§ Directions: Your task is to output the listing word for word, with pictures excluded.

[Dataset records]
************

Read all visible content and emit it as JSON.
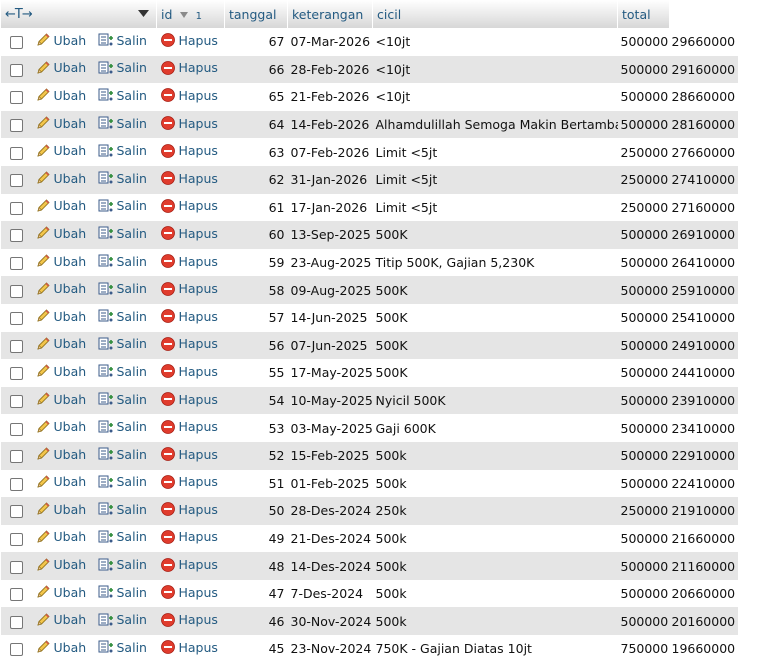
{
  "header": {
    "arrows": "←T→",
    "dropdown_icon": "caret-down-icon",
    "columns": {
      "id": "id",
      "id_sort_order": "1",
      "tanggal": "tanggal",
      "keterangan": "keterangan",
      "cicil": "cicil",
      "total": "total"
    }
  },
  "actions": {
    "edit": "Ubah",
    "copy": "Salin",
    "delete": "Hapus"
  },
  "icons": {
    "edit": "pencil-icon",
    "copy": "copy-icon",
    "delete": "delete-icon"
  },
  "colors": {
    "link": "#235a81",
    "row_alt": "#e5e5e5",
    "delete_red": "#e03c2d"
  },
  "rows": [
    {
      "id": "67",
      "tanggal": "07-Mar-2026",
      "keterangan": "<10jt",
      "cicil": "500000",
      "total": "29660000"
    },
    {
      "id": "66",
      "tanggal": "28-Feb-2026",
      "keterangan": "<10jt",
      "cicil": "500000",
      "total": "29160000"
    },
    {
      "id": "65",
      "tanggal": "21-Feb-2026",
      "keterangan": "<10jt",
      "cicil": "500000",
      "total": "28660000"
    },
    {
      "id": "64",
      "tanggal": "14-Feb-2026",
      "keterangan": "Alhamdulillah Semoga Makin Bertambah",
      "cicil": "500000",
      "total": "28160000"
    },
    {
      "id": "63",
      "tanggal": "07-Feb-2026",
      "keterangan": "Limit <5jt",
      "cicil": "250000",
      "total": "27660000"
    },
    {
      "id": "62",
      "tanggal": "31-Jan-2026",
      "keterangan": "Limit <5jt",
      "cicil": "250000",
      "total": "27410000"
    },
    {
      "id": "61",
      "tanggal": "17-Jan-2026",
      "keterangan": "Limit <5jt",
      "cicil": "250000",
      "total": "27160000"
    },
    {
      "id": "60",
      "tanggal": "13-Sep-2025",
      "keterangan": "500K",
      "cicil": "500000",
      "total": "26910000"
    },
    {
      "id": "59",
      "tanggal": "23-Aug-2025",
      "keterangan": "Titip 500K, Gajian 5,230K",
      "cicil": "500000",
      "total": "26410000"
    },
    {
      "id": "58",
      "tanggal": "09-Aug-2025",
      "keterangan": "500K",
      "cicil": "500000",
      "total": "25910000"
    },
    {
      "id": "57",
      "tanggal": "14-Jun-2025",
      "keterangan": "500K",
      "cicil": "500000",
      "total": "25410000"
    },
    {
      "id": "56",
      "tanggal": "07-Jun-2025",
      "keterangan": "500K",
      "cicil": "500000",
      "total": "24910000"
    },
    {
      "id": "55",
      "tanggal": "17-May-2025",
      "keterangan": "500K",
      "cicil": "500000",
      "total": "24410000"
    },
    {
      "id": "54",
      "tanggal": "10-May-2025",
      "keterangan": "Nyicil 500K",
      "cicil": "500000",
      "total": "23910000"
    },
    {
      "id": "53",
      "tanggal": "03-May-2025",
      "keterangan": "Gaji 600K",
      "cicil": "500000",
      "total": "23410000"
    },
    {
      "id": "52",
      "tanggal": "15-Feb-2025",
      "keterangan": "500k",
      "cicil": "500000",
      "total": "22910000"
    },
    {
      "id": "51",
      "tanggal": "01-Feb-2025",
      "keterangan": "500k",
      "cicil": "500000",
      "total": "22410000"
    },
    {
      "id": "50",
      "tanggal": "28-Des-2024",
      "keterangan": "250k",
      "cicil": "250000",
      "total": "21910000"
    },
    {
      "id": "49",
      "tanggal": "21-Des-2024",
      "keterangan": "500k",
      "cicil": "500000",
      "total": "21660000"
    },
    {
      "id": "48",
      "tanggal": "14-Des-2024",
      "keterangan": "500k",
      "cicil": "500000",
      "total": "21160000"
    },
    {
      "id": "47",
      "tanggal": "7-Des-2024",
      "keterangan": "500k",
      "cicil": "500000",
      "total": "20660000"
    },
    {
      "id": "46",
      "tanggal": "30-Nov-2024",
      "keterangan": "500k",
      "cicil": "500000",
      "total": "20160000"
    },
    {
      "id": "45",
      "tanggal": "23-Nov-2024",
      "keterangan": "750K - Gajian Diatas 10jt",
      "cicil": "750000",
      "total": "19660000"
    }
  ]
}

************

§ The answer:
Read all visible content and emit it as JSON.
{
  "header": {
    "arrows": "←T→",
    "dropdown_icon": "caret-down-icon",
    "columns": {
      "id": "id",
      "id_sort_order": "1",
      "tanggal": "tanggal",
      "keterangan": "keterangan",
      "cicil": "cicil",
      "total": "total"
    }
  },
  "actions": {
    "edit": "Ubah",
    "copy": "Salin",
    "delete": "Hapus"
  },
  "icons": {
    "edit": "pencil-icon",
    "copy": "copy-icon",
    "delete": "delete-icon"
  },
  "colors": {
    "link": "#235a81",
    "row_alt": "#e5e5e5",
    "delete_red": "#e03c2d"
  },
  "rows": [
    {
      "id": "67",
      "tanggal": "07-Mar-2026",
      "keterangan": "<10jt",
      "cicil": "500000",
      "total": "29660000"
    },
    {
      "id": "66",
      "tanggal": "28-Feb-2026",
      "keterangan": "<10jt",
      "cicil": "500000",
      "total": "29160000"
    },
    {
      "id": "65",
      "tanggal": "21-Feb-2026",
      "keterangan": "<10jt",
      "cicil": "500000",
      "total": "28660000"
    },
    {
      "id": "64",
      "tanggal": "14-Feb-2026",
      "keterangan": "Alhamdulillah Semoga Makin Bertambah",
      "cicil": "500000",
      "total": "28160000"
    },
    {
      "id": "63",
      "tanggal": "07-Feb-2026",
      "keterangan": "Limit <5jt",
      "cicil": "250000",
      "total": "27660000"
    },
    {
      "id": "62",
      "tanggal": "31-Jan-2026",
      "keterangan": "Limit <5jt",
      "cicil": "250000",
      "total": "27410000"
    },
    {
      "id": "61",
      "tanggal": "17-Jan-2026",
      "keterangan": "Limit <5jt",
      "cicil": "250000",
      "total": "27160000"
    },
    {
      "id": "60",
      "tanggal": "13-Sep-2025",
      "keterangan": "500K",
      "cicil": "500000",
      "total": "26910000"
    },
    {
      "id": "59",
      "tanggal": "23-Aug-2025",
      "keterangan": "Titip 500K, Gajian 5,230K",
      "cicil": "500000",
      "total": "26410000"
    },
    {
      "id": "58",
      "tanggal": "09-Aug-2025",
      "keterangan": "500K",
      "cicil": "500000",
      "total": "25910000"
    },
    {
      "id": "57",
      "tanggal": "14-Jun-2025",
      "keterangan": "500K",
      "cicil": "500000",
      "total": "25410000"
    },
    {
      "id": "56",
      "tanggal": "07-Jun-2025",
      "keterangan": "500K",
      "cicil": "500000",
      "total": "24910000"
    },
    {
      "id": "55",
      "tanggal": "17-May-2025",
      "keterangan": "500K",
      "cicil": "500000",
      "total": "24410000"
    },
    {
      "id": "54",
      "tanggal": "10-May-2025",
      "keterangan": "Nyicil 500K",
      "cicil": "500000",
      "total": "23910000"
    },
    {
      "id": "53",
      "tanggal": "03-May-2025",
      "keterangan": "Gaji 600K",
      "cicil": "500000",
      "total": "23410000"
    },
    {
      "id": "52",
      "tanggal": "15-Feb-2025",
      "keterangan": "500k",
      "cicil": "500000",
      "total": "22910000"
    },
    {
      "id": "51",
      "tanggal": "01-Feb-2025",
      "keterangan": "500k",
      "cicil": "500000",
      "total": "22410000"
    },
    {
      "id": "50",
      "tanggal": "28-Des-2024",
      "keterangan": "250k",
      "cicil": "250000",
      "total": "21910000"
    },
    {
      "id": "49",
      "tanggal": "21-Des-2024",
      "keterangan": "500k",
      "cicil": "500000",
      "total": "21660000"
    },
    {
      "id": "48",
      "tanggal": "14-Des-2024",
      "keterangan": "500k",
      "cicil": "500000",
      "total": "21160000"
    },
    {
      "id": "47",
      "tanggal": "7-Des-2024",
      "keterangan": "500k",
      "cicil": "500000",
      "total": "20660000"
    },
    {
      "id": "46",
      "tanggal": "30-Nov-2024",
      "keterangan": "500k",
      "cicil": "500000",
      "total": "20160000"
    },
    {
      "id": "45",
      "tanggal": "23-Nov-2024",
      "keterangan": "750K - Gajian Diatas 10jt",
      "cicil": "750000",
      "total": "19660000"
    }
  ]
}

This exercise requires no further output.